■ Records provided
--------------------
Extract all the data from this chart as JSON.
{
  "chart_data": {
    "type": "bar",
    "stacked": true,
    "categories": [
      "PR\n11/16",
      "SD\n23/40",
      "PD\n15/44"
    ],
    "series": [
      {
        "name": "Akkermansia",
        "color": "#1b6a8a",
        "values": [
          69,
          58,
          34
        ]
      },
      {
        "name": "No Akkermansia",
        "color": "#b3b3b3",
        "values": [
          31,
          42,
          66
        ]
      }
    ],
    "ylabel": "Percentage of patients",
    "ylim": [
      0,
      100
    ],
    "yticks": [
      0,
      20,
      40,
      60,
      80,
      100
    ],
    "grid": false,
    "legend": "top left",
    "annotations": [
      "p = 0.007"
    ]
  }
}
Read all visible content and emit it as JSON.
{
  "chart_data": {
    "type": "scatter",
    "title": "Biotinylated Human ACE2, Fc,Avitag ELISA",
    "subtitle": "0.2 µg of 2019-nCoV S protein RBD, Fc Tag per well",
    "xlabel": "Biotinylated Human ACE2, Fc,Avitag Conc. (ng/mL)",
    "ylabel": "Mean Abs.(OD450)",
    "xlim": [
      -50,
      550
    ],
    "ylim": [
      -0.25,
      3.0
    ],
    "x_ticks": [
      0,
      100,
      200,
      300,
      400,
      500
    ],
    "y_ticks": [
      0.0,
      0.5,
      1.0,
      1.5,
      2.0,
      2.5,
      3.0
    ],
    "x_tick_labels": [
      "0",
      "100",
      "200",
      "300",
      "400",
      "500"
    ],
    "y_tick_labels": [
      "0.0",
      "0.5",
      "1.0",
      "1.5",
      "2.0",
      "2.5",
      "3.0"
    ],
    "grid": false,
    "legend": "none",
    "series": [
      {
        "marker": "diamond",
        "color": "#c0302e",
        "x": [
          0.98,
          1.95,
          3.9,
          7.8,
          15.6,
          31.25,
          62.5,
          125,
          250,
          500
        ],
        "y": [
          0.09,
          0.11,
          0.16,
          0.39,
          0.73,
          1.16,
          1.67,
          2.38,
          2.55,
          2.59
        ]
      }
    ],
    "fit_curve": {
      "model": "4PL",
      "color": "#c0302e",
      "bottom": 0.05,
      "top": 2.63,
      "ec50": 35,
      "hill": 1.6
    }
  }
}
--------------------
■ What is required
Exactly as they appear above, give the entries again.

■ Solved problem
Extract all the data from this chart as JSON.
{
  "chart_data": {
    "type": "bar",
    "stacked": true,
    "categories": [
      "PR\n11/16",
      "SD\n23/40",
      "PD\n15/44"
    ],
    "series": [
      {
        "name": "Akkermansia",
        "color": "#1b6a8a",
        "values": [
          69,
          58,
          34
        ]
      },
      {
        "name": "No Akkermansia",
        "color": "#b3b3b3",
        "values": [
          31,
          42,
          66
        ]
      }
    ],
    "ylabel": "Percentage of patients",
    "ylim": [
      0,
      100
    ],
    "yticks": [
      0,
      20,
      40,
      60,
      80,
      100
    ],
    "grid": false,
    "legend": "top left",
    "annotations": [
      "p = 0.007"
    ]
  }
}
Read all visible content and emit it as JSON.
{
  "chart_data": {
    "type": "scatter",
    "title": "Biotinylated Human ACE2, Fc,Avitag ELISA",
    "subtitle": "0.2 µg of 2019-nCoV S protein RBD, Fc Tag per well",
    "xlabel": "Biotinylated Human ACE2, Fc,Avitag Conc. (ng/mL)",
    "ylabel": "Mean Abs.(OD450)",
    "xlim": [
      -50,
      550
    ],
    "ylim": [
      -0.25,
      3.0
    ],
    "x_ticks": [
      0,
      100,
      200,
      300,
      400,
      500
    ],
    "y_ticks": [
      0.0,
      0.5,
      1.0,
      1.5,
      2.0,
      2.5,
      3.0
    ],
    "x_tick_labels": [
      "0",
      "100",
      "200",
      "300",
      "400",
      "500"
    ],
    "y_tick_labels": [
      "0.0",
      "0.5",
      "1.0",
      "1.5",
      "2.0",
      "2.5",
      "3.0"
    ],
    "grid": false,
    "legend": "none",
    "series": [
      {
        "marker": "diamond",
        "color": "#c0302e",
        "x": [
          0.98,
          1.95,
          3.9,
          7.8,
          15.6,
          31.25,
          62.5,
          125,
          250,
          500
        ],
        "y": [
          0.09,
          0.11,
          0.16,
          0.39,
          0.73,
          1.16,
          1.67,
          2.38,
          2.55,
          2.59
        ]
      }
    ],
    "fit_curve": {
      "model": "4PL",
      "color": "#c0302e",
      "bottom": 0.05,
      "top": 2.63,
      "ec50": 35,
      "hill": 1.6
    }
  }
}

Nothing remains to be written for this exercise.